▶ **What you should do**
In the records below, tally every line containing "Ratgeber". Report only the total.

--------------------

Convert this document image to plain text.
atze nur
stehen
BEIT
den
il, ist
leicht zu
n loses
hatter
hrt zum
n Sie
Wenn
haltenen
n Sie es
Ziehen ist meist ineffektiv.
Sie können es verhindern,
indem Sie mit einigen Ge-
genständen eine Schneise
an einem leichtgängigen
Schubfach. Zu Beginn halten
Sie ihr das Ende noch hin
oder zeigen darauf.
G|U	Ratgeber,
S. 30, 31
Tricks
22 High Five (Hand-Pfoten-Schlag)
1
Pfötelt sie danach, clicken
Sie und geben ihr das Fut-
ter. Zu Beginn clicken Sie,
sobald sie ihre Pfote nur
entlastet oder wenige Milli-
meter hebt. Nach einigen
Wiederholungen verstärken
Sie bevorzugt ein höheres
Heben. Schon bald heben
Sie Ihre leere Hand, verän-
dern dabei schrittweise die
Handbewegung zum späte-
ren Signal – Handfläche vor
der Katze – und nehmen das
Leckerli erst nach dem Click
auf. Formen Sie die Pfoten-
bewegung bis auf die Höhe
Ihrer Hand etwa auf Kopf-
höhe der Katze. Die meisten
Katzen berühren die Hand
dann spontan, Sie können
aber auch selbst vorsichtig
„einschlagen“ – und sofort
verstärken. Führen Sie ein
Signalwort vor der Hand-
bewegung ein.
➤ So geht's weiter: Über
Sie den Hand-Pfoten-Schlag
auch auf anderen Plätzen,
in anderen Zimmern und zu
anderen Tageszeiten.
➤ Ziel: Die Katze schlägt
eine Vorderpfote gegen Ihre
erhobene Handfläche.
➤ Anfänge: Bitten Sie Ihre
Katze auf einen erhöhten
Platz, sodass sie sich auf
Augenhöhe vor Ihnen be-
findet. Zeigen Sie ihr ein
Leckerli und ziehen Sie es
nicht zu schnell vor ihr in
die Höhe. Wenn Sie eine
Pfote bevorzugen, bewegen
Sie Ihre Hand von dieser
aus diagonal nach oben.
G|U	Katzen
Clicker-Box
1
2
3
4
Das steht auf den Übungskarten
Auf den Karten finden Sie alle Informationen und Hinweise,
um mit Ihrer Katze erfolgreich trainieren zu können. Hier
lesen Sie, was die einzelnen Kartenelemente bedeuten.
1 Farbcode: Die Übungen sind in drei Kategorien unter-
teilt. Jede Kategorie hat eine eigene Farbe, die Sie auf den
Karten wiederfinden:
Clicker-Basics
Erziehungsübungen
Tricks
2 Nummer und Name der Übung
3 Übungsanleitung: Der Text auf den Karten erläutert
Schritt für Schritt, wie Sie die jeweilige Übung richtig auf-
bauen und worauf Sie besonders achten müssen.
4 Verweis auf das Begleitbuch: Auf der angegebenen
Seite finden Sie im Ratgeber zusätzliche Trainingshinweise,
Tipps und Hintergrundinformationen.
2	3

--------------------

▶ **Task output**
2